▶ **What is asked**:
(1) In the worked solution, shorten the hint that begins "To find critical points" and keep its main facts.
(2) In the worked solution, write out the passage from "Hint: | To find" up to and including "6 x^2 + 1 = 0.", with "critical points" renamed to "stationary points".
(3) Translate this sentence from the worked solution into Spanish: "Global extrema of f(x) can occur only at the critical points or the endpoints of the domain."

Step-by-step explanation:

Find and classify the global extrema of the following function:

f(x) = 4 x^4 - 2 x^3 + x - 5

Hint: | Global extrema of f(x) can occur only at the critical points or the endpoints of the domain.

Find the critical points of f(x):

Compute the critical points of 4 x^4 - 2 x^3 + x - 5

Hint: | To find critical points, find where f'(x) is zero or where f'(x) does not exist. First, find the derivative of 4 x^4 - 2 x^3 + x - 5.

To find all critical points, first compute f'(x):

d/( dx)(4 x^4 - 2 x^3 + x - 5) = 16 x^3 - 6 x^2 + 1:

f'(x) = 16 x^3 - 6 x^2 + 1

Hint: | Find where f'(x) is zero by solving 16 x^3 - 6 x^2 + 1 = 0.

Solving 16 x^3 - 6 x^2 + 1 = 0 yields x≈-0.303504:

x = -0.303504

Hint: | Find where f'(x) = 16 x^3 - 6 x^2 + 1 does not exist.

f'(x) exists everywhere:

16 x^3 - 6 x^2 + 1 exists everywhere

Hint: | Collect results.

The only critical point of 4 x^4 - 2 x^3 + x - 5 is at x = -0.303504:

x = -0.303504

Hint: | Determine the endpoints of the domain of f(x).

The domain of 4 x^4 - 2 x^3 + x - 5 is R:

The endpoints of R are x = -∞ and ∞

Hint: | Evaluate f(x) at the critical points and at the endpoints of the domain, taking limits if necessary.

Evaluate 4 x^4 - 2 x^3 + x - 5 at x = -∞, -0.303504 and ∞:

The open endpoints of the domain are marked in gray

x | f(x)

▶ **Dataset extract**:

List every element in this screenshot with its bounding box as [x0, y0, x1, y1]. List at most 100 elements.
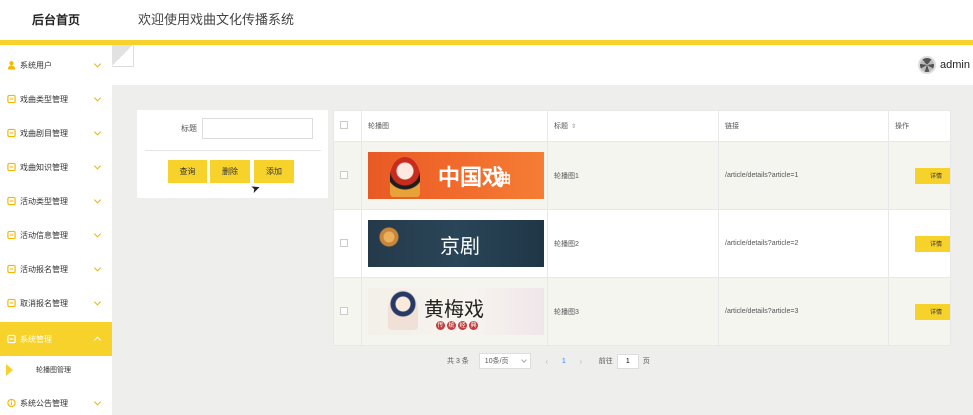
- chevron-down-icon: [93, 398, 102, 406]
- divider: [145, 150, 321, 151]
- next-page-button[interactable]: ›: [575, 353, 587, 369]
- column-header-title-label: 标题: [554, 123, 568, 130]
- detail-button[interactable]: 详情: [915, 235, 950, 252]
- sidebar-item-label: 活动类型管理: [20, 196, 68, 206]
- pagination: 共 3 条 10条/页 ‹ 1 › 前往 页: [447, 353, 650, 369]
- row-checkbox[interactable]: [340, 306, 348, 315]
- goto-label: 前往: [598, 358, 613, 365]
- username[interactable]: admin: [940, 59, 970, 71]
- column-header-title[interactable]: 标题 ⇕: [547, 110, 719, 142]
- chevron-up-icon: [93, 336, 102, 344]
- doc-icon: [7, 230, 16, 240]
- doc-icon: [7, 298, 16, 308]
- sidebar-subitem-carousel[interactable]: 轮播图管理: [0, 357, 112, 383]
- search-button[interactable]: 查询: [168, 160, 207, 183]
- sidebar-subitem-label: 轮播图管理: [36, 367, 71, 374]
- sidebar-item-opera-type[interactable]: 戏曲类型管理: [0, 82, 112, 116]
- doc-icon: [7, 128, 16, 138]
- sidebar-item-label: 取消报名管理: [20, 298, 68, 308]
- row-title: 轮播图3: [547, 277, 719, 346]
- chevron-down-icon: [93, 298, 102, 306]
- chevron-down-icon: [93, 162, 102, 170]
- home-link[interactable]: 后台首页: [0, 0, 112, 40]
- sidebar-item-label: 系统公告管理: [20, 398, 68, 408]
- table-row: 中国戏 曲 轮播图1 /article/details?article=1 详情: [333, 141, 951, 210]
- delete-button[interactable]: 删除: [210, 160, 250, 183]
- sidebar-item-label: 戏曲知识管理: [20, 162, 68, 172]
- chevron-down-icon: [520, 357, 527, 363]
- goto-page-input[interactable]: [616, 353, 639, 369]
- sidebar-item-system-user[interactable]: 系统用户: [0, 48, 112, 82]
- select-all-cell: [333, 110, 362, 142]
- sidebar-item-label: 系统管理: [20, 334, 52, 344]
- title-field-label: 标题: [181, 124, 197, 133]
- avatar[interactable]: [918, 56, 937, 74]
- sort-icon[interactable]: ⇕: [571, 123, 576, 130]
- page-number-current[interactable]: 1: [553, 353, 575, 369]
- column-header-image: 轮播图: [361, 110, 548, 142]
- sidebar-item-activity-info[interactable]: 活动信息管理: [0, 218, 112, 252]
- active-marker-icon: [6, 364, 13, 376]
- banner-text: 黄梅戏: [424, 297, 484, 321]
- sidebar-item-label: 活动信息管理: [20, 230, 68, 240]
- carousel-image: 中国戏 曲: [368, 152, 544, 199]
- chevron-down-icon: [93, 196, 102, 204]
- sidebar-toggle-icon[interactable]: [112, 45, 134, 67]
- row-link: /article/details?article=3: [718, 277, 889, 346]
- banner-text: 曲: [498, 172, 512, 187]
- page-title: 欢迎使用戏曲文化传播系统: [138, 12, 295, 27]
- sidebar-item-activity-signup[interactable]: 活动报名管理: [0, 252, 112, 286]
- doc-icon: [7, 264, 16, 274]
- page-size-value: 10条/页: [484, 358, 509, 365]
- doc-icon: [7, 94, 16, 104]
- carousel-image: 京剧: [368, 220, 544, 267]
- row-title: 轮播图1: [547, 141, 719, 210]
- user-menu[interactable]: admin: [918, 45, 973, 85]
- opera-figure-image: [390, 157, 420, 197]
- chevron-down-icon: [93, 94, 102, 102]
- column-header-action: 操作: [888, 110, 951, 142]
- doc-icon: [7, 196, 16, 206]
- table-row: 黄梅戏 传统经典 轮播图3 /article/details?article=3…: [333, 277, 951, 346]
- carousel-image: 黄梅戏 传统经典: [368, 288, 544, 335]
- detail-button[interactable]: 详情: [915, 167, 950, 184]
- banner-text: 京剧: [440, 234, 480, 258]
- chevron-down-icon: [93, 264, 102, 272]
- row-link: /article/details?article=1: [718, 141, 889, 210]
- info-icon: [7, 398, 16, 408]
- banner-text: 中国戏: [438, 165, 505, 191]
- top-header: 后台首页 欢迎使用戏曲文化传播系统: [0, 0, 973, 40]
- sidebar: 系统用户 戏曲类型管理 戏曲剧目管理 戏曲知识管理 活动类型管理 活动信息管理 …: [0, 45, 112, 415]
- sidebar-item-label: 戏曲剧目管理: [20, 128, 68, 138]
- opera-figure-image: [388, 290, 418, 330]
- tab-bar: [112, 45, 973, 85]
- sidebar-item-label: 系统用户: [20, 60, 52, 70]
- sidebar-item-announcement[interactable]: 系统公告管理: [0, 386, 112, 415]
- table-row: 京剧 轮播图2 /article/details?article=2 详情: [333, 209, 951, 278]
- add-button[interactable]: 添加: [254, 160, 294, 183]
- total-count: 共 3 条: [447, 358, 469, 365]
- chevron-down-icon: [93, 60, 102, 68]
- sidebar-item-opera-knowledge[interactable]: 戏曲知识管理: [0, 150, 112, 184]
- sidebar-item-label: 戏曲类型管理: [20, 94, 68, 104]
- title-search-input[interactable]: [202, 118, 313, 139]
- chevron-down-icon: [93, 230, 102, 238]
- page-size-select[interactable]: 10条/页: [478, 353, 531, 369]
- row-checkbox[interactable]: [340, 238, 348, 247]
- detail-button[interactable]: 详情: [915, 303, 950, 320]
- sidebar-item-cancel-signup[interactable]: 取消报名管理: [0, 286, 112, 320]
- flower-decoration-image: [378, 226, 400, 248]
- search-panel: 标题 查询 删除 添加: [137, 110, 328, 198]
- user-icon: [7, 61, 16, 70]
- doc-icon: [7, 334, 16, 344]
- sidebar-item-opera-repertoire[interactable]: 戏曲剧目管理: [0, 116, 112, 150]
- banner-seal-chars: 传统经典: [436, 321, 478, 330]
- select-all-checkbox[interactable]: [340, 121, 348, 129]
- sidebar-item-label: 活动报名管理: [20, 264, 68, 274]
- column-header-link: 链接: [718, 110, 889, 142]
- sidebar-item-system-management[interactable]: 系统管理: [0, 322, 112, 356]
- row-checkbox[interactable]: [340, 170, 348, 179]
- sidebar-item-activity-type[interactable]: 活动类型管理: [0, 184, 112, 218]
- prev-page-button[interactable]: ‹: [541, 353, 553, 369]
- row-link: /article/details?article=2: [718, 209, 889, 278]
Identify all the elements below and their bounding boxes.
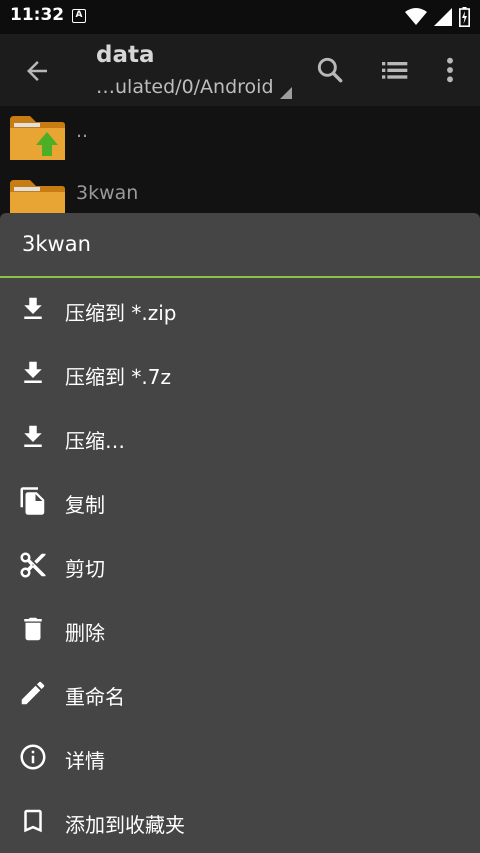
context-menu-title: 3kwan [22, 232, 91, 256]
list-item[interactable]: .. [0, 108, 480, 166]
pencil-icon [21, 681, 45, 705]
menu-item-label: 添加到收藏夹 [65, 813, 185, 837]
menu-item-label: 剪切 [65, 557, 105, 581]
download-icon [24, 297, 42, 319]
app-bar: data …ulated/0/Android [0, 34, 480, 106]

▶ **Solutions to the problems**:
(1) Critical points are where f'(x) is zero or undefined, so first differentiate 4 x^4 - 2 x^3 + x - 5.

(2)
Hint: | To find stationary points, find where f'(x) is zero or where f'(x) does not exist. First, find the derivative of 4 x^4 - 2 x^3 + x - 5.

To find all stationary points, first compute f'(x):

d/( dx)(4 x^4 - 2 x^3 + x - 5) = 16 x^3 - 6 x^2 + 1:

f'(x) = 16 x^3 - 6 x^2 + 1

Hint: | Find where f'(x) is zero by solving 16 x^3 - 6 x^2 + 1 = 0.

(3) Los extremos globales de f(x) solo pueden darse en los puntos críticos o en los extremos del dominio.